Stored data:
......
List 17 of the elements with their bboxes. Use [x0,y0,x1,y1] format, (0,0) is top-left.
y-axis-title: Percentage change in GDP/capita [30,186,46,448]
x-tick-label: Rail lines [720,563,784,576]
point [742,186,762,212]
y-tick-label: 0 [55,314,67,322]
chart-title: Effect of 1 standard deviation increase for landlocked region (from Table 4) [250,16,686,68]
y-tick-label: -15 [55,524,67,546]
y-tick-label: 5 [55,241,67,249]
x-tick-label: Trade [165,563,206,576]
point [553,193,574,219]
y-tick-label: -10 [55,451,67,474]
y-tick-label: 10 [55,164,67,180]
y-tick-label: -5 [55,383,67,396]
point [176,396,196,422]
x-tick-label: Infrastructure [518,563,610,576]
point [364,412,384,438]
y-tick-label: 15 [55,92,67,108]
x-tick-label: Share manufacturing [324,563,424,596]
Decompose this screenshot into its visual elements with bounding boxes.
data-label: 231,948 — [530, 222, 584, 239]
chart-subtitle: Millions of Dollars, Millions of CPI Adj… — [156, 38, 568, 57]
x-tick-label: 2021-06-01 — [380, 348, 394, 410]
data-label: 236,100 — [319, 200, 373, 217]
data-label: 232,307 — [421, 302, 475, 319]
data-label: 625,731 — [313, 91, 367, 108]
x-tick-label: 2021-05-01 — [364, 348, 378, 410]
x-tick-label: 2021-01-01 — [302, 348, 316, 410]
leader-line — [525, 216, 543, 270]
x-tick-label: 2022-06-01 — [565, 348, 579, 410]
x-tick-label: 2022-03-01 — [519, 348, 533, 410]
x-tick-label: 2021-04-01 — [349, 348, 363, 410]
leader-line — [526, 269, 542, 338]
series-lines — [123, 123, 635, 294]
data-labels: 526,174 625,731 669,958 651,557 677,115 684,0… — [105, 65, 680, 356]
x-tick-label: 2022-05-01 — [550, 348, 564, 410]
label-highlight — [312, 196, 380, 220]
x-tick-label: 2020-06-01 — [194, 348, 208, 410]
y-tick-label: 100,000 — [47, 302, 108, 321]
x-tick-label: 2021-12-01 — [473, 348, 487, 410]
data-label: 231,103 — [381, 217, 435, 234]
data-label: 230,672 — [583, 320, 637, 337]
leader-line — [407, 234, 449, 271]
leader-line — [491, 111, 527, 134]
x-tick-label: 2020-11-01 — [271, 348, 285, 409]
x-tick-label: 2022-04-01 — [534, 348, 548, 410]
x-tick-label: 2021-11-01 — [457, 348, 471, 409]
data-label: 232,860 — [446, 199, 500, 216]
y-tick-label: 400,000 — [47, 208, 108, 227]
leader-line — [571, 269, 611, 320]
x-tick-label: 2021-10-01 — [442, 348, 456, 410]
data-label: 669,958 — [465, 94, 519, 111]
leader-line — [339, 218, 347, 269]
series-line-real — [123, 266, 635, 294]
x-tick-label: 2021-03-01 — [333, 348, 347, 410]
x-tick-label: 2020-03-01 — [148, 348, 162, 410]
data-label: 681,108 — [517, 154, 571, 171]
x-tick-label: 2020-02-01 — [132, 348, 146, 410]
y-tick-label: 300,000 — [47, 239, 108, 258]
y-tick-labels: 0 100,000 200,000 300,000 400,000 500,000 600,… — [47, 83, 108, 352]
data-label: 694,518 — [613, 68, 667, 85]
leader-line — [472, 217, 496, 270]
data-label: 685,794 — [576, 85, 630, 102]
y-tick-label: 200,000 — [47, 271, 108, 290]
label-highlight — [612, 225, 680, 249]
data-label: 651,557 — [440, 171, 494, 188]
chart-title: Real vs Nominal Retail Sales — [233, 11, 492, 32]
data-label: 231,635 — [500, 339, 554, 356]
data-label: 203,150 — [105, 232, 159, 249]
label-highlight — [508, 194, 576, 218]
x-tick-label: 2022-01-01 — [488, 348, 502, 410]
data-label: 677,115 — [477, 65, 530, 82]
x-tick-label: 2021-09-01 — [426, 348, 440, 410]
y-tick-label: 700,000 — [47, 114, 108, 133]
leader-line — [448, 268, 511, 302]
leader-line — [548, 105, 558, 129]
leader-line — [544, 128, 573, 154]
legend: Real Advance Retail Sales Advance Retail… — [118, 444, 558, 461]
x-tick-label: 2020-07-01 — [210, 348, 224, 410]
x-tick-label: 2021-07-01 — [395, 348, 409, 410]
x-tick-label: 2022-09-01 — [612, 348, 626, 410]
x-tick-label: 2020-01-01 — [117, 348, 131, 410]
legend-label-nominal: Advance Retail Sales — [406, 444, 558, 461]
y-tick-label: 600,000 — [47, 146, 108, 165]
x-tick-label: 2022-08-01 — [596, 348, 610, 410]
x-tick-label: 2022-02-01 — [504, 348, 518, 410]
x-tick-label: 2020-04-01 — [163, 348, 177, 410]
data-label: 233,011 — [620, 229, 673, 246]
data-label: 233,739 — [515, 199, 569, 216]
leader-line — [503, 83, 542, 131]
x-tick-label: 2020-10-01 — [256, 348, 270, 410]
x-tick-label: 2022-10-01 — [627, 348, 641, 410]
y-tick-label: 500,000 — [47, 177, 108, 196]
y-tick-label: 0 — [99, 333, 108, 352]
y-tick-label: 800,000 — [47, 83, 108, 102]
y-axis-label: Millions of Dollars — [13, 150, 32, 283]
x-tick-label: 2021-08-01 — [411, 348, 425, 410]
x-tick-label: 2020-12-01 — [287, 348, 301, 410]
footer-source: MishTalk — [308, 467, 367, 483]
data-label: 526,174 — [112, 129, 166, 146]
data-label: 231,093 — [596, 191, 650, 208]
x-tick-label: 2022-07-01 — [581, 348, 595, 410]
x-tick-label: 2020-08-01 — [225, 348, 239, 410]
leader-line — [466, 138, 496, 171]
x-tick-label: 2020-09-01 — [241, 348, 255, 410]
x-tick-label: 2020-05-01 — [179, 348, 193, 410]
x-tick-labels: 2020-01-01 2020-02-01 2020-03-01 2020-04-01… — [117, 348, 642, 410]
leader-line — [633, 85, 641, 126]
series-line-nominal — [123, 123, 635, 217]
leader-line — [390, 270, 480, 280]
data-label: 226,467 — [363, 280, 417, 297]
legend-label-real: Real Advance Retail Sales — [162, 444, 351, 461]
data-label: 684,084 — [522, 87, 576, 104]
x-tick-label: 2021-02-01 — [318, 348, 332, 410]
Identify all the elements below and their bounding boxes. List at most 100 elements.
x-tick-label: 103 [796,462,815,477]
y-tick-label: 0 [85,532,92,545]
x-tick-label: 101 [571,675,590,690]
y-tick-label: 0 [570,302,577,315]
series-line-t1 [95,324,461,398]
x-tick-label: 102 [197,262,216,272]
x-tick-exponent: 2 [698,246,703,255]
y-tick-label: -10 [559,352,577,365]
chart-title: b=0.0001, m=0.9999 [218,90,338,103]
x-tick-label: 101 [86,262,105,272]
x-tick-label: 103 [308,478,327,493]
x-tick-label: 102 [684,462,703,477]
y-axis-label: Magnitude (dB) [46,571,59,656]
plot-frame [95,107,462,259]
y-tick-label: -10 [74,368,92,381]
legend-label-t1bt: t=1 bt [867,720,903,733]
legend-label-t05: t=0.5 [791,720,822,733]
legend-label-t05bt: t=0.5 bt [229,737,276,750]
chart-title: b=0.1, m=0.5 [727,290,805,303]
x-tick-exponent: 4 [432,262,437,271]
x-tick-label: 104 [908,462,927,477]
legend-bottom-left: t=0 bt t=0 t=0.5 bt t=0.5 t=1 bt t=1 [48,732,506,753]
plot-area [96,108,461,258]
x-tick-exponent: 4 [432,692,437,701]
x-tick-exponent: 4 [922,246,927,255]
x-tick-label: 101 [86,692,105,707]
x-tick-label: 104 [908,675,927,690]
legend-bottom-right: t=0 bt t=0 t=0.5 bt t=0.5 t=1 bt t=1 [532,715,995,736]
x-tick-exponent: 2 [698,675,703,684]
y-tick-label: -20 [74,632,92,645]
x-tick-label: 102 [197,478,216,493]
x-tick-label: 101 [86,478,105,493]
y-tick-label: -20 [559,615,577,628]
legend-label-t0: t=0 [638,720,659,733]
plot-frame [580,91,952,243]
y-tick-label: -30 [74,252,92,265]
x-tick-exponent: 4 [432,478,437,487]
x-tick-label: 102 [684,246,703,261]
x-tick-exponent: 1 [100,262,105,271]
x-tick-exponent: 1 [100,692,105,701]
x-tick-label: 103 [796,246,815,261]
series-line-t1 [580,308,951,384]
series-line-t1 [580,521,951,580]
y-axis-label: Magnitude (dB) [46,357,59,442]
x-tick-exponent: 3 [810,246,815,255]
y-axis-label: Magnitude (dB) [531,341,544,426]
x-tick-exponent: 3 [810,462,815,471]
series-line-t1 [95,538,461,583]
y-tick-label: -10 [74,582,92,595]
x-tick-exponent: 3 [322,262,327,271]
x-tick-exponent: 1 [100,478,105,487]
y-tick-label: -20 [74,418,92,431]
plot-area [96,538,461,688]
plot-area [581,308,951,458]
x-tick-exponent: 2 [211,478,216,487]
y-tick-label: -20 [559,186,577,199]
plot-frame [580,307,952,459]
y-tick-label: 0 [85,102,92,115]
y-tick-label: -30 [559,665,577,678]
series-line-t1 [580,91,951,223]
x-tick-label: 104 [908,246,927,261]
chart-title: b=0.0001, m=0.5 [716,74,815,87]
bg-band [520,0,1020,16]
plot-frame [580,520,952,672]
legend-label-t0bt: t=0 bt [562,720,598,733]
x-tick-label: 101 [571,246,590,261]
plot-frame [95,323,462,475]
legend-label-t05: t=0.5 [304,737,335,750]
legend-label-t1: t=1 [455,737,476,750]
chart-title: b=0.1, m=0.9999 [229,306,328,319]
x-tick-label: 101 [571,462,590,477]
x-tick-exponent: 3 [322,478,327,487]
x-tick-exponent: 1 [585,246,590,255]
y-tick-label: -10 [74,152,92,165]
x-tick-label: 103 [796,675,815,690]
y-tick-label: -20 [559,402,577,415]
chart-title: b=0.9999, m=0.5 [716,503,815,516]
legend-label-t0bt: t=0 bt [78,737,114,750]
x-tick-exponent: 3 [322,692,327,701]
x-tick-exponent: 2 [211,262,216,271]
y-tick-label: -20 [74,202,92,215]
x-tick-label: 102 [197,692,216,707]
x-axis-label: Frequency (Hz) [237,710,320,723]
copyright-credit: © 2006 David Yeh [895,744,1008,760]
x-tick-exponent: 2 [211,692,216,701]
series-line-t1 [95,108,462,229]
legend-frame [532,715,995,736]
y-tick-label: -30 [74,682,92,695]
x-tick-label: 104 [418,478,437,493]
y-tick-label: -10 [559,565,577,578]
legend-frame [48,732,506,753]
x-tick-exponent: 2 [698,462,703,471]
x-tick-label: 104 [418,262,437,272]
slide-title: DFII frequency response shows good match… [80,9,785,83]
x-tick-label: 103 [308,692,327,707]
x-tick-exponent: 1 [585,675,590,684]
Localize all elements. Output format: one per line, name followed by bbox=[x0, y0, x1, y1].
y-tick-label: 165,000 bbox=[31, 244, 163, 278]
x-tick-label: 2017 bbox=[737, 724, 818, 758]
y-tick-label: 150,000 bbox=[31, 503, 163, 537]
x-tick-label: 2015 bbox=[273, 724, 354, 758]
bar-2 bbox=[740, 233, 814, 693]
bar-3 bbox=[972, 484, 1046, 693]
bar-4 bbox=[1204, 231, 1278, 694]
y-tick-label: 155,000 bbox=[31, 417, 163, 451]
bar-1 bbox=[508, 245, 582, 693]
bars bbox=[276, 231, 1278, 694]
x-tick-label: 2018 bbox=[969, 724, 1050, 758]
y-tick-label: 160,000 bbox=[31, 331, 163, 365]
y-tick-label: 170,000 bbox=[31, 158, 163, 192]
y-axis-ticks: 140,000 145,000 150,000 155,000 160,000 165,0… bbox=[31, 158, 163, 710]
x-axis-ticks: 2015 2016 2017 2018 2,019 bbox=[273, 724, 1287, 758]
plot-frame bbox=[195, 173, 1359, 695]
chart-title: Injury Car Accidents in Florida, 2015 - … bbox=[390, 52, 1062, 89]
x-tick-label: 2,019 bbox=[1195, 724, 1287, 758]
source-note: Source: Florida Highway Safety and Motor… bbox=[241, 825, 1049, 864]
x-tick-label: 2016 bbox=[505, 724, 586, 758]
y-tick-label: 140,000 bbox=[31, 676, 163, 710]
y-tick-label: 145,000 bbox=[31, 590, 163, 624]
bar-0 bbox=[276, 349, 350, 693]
......
OBJECTIVE - Please arrange every line of the listing from its first line up to and including the line containing "x-tick-label: Share manufacturing" as a Markdown table with the columns Row and Line, leaving out any blank lines.

ANSWER IN FULL -
| Row | Line |
|---|---|
| 1 | List 17 of the elements with their bboxes. Use [x0,y0,x1,y1] format, (0,0) is top-left. |
| 2 | y-axis-title: Percentage change in GDP/capita [30,186,46,448] |
| 3 | x-tick-label: Rail lines [720,563,784,576] |
| 4 | point [742,186,762,212] |
| 5 | y-tick-label: 0 [55,314,67,322] |
| 6 | chart-title: Effect of 1 standard deviation increase for landlocked region (from Table 4) [250,16,686,68] |
| 7 | y-tick-label: -15 [55,524,67,546] |
| 8 | y-tick-label: 5 [55,241,67,249] |
| 9 | x-tick-label: Trade [165,563,206,576] |
| 10 | point [553,193,574,219] |
| 11 | y-tick-label: -10 [55,451,67,474] |
| 12 | y-tick-label: 10 [55,164,67,180] |
| 13 | y-tick-label: -5 [55,383,67,396] |
| 14 | point [176,396,196,422] |
| 15 | x-tick-label: Infrastructure [518,563,610,576] |
| 16 | point [364,412,384,438] |
| 17 | y-tick-label: 15 [55,92,67,108] |
| 18 | x-tick-label: Share manufacturing [324,563,424,596] |